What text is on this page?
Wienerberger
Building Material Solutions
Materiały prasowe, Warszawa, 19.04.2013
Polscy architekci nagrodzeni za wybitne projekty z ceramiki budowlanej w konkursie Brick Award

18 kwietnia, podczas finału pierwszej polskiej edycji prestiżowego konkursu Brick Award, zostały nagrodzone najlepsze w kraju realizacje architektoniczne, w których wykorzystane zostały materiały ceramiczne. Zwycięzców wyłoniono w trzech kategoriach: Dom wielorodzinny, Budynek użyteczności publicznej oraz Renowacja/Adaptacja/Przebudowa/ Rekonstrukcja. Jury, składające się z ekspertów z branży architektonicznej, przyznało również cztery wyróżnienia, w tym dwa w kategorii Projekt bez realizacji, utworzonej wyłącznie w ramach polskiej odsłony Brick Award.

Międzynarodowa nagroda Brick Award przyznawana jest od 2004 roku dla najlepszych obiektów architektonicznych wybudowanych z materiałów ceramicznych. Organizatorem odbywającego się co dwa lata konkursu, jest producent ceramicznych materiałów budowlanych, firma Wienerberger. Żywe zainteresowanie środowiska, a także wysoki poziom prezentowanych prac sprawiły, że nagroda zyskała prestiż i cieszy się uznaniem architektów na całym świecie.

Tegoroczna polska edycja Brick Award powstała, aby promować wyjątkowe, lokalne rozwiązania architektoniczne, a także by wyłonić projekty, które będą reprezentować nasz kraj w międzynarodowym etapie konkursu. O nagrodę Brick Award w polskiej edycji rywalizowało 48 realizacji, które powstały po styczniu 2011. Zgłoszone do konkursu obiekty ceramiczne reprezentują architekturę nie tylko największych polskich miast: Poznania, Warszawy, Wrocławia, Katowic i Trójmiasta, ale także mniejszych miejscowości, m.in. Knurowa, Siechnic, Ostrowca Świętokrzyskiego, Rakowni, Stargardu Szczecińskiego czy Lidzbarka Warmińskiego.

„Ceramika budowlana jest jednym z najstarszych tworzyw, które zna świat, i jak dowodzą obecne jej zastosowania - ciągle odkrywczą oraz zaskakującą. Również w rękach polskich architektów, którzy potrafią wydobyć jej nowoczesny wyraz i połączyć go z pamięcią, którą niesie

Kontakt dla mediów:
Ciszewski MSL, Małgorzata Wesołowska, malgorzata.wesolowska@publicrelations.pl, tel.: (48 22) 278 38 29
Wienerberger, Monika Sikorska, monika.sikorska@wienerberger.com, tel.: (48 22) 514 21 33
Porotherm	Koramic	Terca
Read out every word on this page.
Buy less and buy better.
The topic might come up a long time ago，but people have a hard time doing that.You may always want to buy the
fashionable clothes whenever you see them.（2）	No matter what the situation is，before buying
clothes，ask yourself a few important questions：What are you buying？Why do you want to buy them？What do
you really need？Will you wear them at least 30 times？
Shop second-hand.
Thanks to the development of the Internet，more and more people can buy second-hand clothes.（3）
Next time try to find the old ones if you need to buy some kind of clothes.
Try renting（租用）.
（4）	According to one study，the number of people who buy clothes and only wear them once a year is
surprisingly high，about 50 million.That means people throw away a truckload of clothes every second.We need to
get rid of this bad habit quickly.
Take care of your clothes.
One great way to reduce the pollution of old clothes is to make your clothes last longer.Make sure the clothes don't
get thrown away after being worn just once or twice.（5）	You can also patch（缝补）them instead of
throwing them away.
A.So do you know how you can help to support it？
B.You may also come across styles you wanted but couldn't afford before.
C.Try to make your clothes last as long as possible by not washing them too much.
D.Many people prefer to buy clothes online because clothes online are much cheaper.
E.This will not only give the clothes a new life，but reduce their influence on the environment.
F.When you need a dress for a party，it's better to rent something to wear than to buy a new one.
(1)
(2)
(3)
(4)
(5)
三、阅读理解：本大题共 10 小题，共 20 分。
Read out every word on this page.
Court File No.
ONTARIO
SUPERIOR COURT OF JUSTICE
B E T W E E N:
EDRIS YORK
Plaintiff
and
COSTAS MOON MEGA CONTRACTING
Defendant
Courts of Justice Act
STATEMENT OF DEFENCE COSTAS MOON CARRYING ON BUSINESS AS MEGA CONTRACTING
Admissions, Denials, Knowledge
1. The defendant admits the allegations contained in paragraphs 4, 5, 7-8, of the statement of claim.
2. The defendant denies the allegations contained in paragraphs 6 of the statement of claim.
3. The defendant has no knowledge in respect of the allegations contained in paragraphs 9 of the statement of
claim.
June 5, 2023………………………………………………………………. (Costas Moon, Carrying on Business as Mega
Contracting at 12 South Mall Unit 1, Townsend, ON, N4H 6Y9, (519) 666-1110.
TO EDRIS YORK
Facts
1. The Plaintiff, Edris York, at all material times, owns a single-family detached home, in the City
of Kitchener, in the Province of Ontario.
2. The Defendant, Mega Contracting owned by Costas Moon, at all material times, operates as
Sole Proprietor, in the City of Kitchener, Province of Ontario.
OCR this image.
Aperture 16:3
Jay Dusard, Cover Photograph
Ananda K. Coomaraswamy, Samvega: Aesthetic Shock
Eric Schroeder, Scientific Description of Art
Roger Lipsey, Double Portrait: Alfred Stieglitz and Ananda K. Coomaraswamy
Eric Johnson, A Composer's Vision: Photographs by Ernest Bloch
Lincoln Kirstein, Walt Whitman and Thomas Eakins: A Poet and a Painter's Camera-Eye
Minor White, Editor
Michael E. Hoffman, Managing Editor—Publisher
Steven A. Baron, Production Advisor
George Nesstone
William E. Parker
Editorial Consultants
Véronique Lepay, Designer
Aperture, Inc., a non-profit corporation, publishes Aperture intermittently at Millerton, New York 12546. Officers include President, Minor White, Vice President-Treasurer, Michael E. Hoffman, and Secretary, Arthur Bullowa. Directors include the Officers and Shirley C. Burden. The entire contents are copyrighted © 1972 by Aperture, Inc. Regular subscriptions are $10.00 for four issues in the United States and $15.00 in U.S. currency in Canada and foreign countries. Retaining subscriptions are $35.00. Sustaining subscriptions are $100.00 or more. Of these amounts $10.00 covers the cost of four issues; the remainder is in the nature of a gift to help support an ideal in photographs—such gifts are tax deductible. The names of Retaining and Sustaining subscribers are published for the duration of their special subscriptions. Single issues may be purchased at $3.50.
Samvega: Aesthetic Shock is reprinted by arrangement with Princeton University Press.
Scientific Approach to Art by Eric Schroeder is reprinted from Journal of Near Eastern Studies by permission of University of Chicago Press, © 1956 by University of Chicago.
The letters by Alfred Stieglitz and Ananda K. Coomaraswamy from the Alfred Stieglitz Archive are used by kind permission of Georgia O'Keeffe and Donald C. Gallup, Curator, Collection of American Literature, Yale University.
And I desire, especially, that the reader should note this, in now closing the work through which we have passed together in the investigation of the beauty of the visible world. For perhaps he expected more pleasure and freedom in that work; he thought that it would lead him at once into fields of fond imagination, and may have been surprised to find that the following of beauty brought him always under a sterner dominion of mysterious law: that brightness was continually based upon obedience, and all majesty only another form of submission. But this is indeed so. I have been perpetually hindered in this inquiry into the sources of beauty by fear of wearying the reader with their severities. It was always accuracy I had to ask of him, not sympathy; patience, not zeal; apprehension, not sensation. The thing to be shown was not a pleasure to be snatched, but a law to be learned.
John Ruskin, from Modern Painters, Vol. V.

▸ **Exercise goal**: Each record should come back exactly as written.

▸ **Full solution**:
What text is on this page?
Wienerberger
Building Material Solutions
Materiały prasowe, Warszawa, 19.04.2013
Polscy architekci nagrodzeni za wybitne projekty z ceramiki budowlanej w konkursie Brick Award

18 kwietnia, podczas finału pierwszej polskiej edycji prestiżowego konkursu Brick Award, zostały nagrodzone najlepsze w kraju realizacje architektoniczne, w których wykorzystane zostały materiały ceramiczne. Zwycięzców wyłoniono w trzech kategoriach: Dom wielorodzinny, Budynek użyteczności publicznej oraz Renowacja/Adaptacja/Przebudowa/ Rekonstrukcja. Jury, składające się z ekspertów z branży architektonicznej, przyznało również cztery wyróżnienia, w tym dwa w kategorii Projekt bez realizacji, utworzonej wyłącznie w ramach polskiej odsłony Brick Award.

Międzynarodowa nagroda Brick Award przyznawana jest od 2004 roku dla najlepszych obiektów architektonicznych wybudowanych z materiałów ceramicznych. Organizatorem odbywającego się co dwa lata konkursu, jest producent ceramicznych materiałów budowlanych, firma Wienerberger. Żywe zainteresowanie środowiska, a także wysoki poziom prezentowanych prac sprawiły, że nagroda zyskała prestiż i cieszy się uznaniem architektów na całym świecie.

Tegoroczna polska edycja Brick Award powstała, aby promować wyjątkowe, lokalne rozwiązania architektoniczne, a także by wyłonić projekty, które będą reprezentować nasz kraj w międzynarodowym etapie konkursu. O nagrodę Brick Award w polskiej edycji rywalizowało 48 realizacji, które powstały po styczniu 2011. Zgłoszone do konkursu obiekty ceramiczne reprezentują architekturę nie tylko największych polskich miast: Poznania, Warszawy, Wrocławia, Katowic i Trójmiasta, ale także mniejszych miejscowości, m.in. Knurowa, Siechnic, Ostrowca Świętokrzyskiego, Rakowni, Stargardu Szczecińskiego czy Lidzbarka Warmińskiego.

„Ceramika budowlana jest jednym z najstarszych tworzyw, które zna świat, i jak dowodzą obecne jej zastosowania - ciągle odkrywczą oraz zaskakującą. Również w rękach polskich architektów, którzy potrafią wydobyć jej nowoczesny wyraz i połączyć go z pamięcią, którą niesie

Kontakt dla mediów:
Ciszewski MSL, Małgorzata Wesołowska, malgorzata.wesolowska@publicrelations.pl, tel.: (48 22) 278 38 29
Wienerberger, Monika Sikorska, monika.sikorska@wienerberger.com, tel.: (48 22) 514 21 33
Porotherm	Koramic	Terca
Read out every word on this page.
Buy less and buy better.
The topic might come up a long time ago，but people have a hard time doing that.You may always want to buy the
fashionable clothes whenever you see them.（2）	No matter what the situation is，before buying
clothes，ask yourself a few important questions：What are you buying？Why do you want to buy them？What do
you really need？Will you wear them at least 30 times？
Shop second-hand.
Thanks to the development of the Internet，more and more people can buy second-hand clothes.（3）
Next time try to find the old ones if you need to buy some kind of clothes.
Try renting（租用）.
（4）	According to one study，the number of people who buy clothes and only wear them once a year is
surprisingly high，about 50 million.That means people throw away a truckload of clothes every second.We need to
get rid of this bad habit quickly.
Take care of your clothes.
One great way to reduce the pollution of old clothes is to make your clothes last longer.Make sure the clothes don't
get thrown away after being worn just once or twice.（5）	You can also patch（缝补）them instead of
throwing them away.
A.So do you know how you can help to support it？
B.You may also come across styles you wanted but couldn't afford before.
C.Try to make your clothes last as long as possible by not washing them too much.
D.Many people prefer to buy clothes online because clothes online are much cheaper.
E.This will not only give the clothes a new life，but reduce their influence on the environment.
F.When you need a dress for a party，it's better to rent something to wear than to buy a new one.
(1)
(2)
(3)
(4)
(5)
三、阅读理解：本大题共 10 小题，共 20 分。
Read out every word on this page.
Court File No.
ONTARIO
SUPERIOR COURT OF JUSTICE
B E T W E E N:
EDRIS YORK
Plaintiff
and
COSTAS MOON MEGA CONTRACTING
Defendant
Courts of Justice Act
STATEMENT OF DEFENCE COSTAS MOON CARRYING ON BUSINESS AS MEGA CONTRACTING
Admissions, Denials, Knowledge
1. The defendant admits the allegations contained in paragraphs 4, 5, 7-8, of the statement of claim.
2. The defendant denies the allegations contained in paragraphs 6 of the statement of claim.
3. The defendant has no knowledge in respect of the allegations contained in paragraphs 9 of the statement of
claim.
June 5, 2023………………………………………………………………. (Costas Moon, Carrying on Business as Mega
Contracting at 12 South Mall Unit 1, Townsend, ON, N4H 6Y9, (519) 666-1110.
TO EDRIS YORK
Facts
1. The Plaintiff, Edris York, at all material times, owns a single-family detached home, in the City
of Kitchener, in the Province of Ontario.
2. The Defendant, Mega Contracting owned by Costas Moon, at all material times, operates as
Sole Proprietor, in the City of Kitchener, Province of Ontario.
OCR this image.
Aperture 16:3
Jay Dusard, Cover Photograph
Ananda K. Coomaraswamy, Samvega: Aesthetic Shock
Eric Schroeder, Scientific Description of Art
Roger Lipsey, Double Portrait: Alfred Stieglitz and Ananda K. Coomaraswamy
Eric Johnson, A Composer's Vision: Photographs by Ernest Bloch
Lincoln Kirstein, Walt Whitman and Thomas Eakins: A Poet and a Painter's Camera-Eye
Minor White, Editor
Michael E. Hoffman, Managing Editor—Publisher
Steven A. Baron, Production Advisor
George Nesstone
William E. Parker
Editorial Consultants
Véronique Lepay, Designer
Aperture, Inc., a non-profit corporation, publishes Aperture intermittently at Millerton, New York 12546. Officers include President, Minor White, Vice President-Treasurer, Michael E. Hoffman, and Secretary, Arthur Bullowa. Directors include the Officers and Shirley C. Burden. The entire contents are copyrighted © 1972 by Aperture, Inc. Regular subscriptions are $10.00 for four issues in the United States and $15.00 in U.S. currency in Canada and foreign countries. Retaining subscriptions are $35.00. Sustaining subscriptions are $100.00 or more. Of these amounts $10.00 covers the cost of four issues; the remainder is in the nature of a gift to help support an ideal in photographs—such gifts are tax deductible. The names of Retaining and Sustaining subscribers are published for the duration of their special subscriptions. Single issues may be purchased at $3.50.
Samvega: Aesthetic Shock is reprinted by arrangement with Princeton University Press.
Scientific Approach to Art by Eric Schroeder is reprinted from Journal of Near Eastern Studies by permission of University of Chicago Press, © 1956 by University of Chicago.
The letters by Alfred Stieglitz and Ananda K. Coomaraswamy from the Alfred Stieglitz Archive are used by kind permission of Georgia O'Keeffe and Donald C. Gallup, Curator, Collection of American Literature, Yale University.
And I desire, especially, that the reader should note this, in now closing the work through which we have passed together in the investigation of the beauty of the visible world. For perhaps he expected more pleasure and freedom in that work; he thought that it would lead him at once into fields of fond imagination, and may have been surprised to find that the following of beauty brought him always under a sterner dominion of mysterious law: that brightness was continually based upon obedience, and all majesty only another form of submission. But this is indeed so. I have been perpetually hindered in this inquiry into the sources of beauty by fear of wearying the reader with their severities. It was always accuracy I had to ask of him, not sympathy; patience, not zeal; apprehension, not sensation. The thing to be shown was not a pleasure to be snatched, but a law to be learned.
John Ruskin, from Modern Painters, Vol. V.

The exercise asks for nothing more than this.